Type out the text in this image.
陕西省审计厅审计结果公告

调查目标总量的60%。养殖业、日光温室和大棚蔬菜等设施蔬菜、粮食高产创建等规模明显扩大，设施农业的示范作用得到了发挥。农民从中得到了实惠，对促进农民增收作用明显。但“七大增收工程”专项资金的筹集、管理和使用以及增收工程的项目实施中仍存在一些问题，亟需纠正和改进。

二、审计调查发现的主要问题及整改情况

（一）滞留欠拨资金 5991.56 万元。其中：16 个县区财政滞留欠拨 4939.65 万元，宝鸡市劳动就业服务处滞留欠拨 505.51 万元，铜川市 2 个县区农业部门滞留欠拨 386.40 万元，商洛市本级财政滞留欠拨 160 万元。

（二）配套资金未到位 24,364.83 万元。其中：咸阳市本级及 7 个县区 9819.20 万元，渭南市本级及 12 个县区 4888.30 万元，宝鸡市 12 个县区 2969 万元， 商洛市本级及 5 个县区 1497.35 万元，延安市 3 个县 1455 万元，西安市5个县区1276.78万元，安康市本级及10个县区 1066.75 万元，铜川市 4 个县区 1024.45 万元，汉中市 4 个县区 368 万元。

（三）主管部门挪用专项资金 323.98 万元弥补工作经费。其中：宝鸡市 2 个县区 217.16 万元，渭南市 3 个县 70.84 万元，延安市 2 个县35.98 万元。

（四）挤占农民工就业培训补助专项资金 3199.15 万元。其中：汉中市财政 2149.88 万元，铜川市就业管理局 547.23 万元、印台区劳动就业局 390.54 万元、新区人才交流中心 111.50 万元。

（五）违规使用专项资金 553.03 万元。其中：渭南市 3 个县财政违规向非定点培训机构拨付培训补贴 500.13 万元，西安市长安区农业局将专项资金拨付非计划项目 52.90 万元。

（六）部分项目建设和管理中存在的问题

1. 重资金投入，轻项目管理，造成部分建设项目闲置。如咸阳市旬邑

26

———

◆ **To be done**:
Every entry in the listing must be retyped exactly.

◆ **Task output**:
Type out the text in this image.
陕西省审计厅审计结果公告

调查目标总量的60%。养殖业、日光温室和大棚蔬菜等设施蔬菜、粮食高产创建等规模明显扩大，设施农业的示范作用得到了发挥。农民从中得到了实惠，对促进农民增收作用明显。但“七大增收工程”专项资金的筹集、管理和使用以及增收工程的项目实施中仍存在一些问题，亟需纠正和改进。

二、审计调查发现的主要问题及整改情况

（一）滞留欠拨资金 5991.56 万元。其中：16 个县区财政滞留欠拨 4939.65 万元，宝鸡市劳动就业服务处滞留欠拨 505.51 万元，铜川市 2 个县区农业部门滞留欠拨 386.40 万元，商洛市本级财政滞留欠拨 160 万元。

（二）配套资金未到位 24,364.83 万元。其中：咸阳市本级及 7 个县区 9819.20 万元，渭南市本级及 12 个县区 4888.30 万元，宝鸡市 12 个县区 2969 万元， 商洛市本级及 5 个县区 1497.35 万元，延安市 3 个县 1455 万元，西安市5个县区1276.78万元，安康市本级及10个县区 1066.75 万元，铜川市 4 个县区 1024.45 万元，汉中市 4 个县区 368 万元。

（三）主管部门挪用专项资金 323.98 万元弥补工作经费。其中：宝鸡市 2 个县区 217.16 万元，渭南市 3 个县 70.84 万元，延安市 2 个县35.98 万元。

（四）挤占农民工就业培训补助专项资金 3199.15 万元。其中：汉中市财政 2149.88 万元，铜川市就业管理局 547.23 万元、印台区劳动就业局 390.54 万元、新区人才交流中心 111.50 万元。

（五）违规使用专项资金 553.03 万元。其中：渭南市 3 个县财政违规向非定点培训机构拨付培训补贴 500.13 万元，西安市长安区农业局将专项资金拨付非计划项目 52.90 万元。

（六）部分项目建设和管理中存在的问题

1. 重资金投入，轻项目管理，造成部分建设项目闲置。如咸阳市旬邑

26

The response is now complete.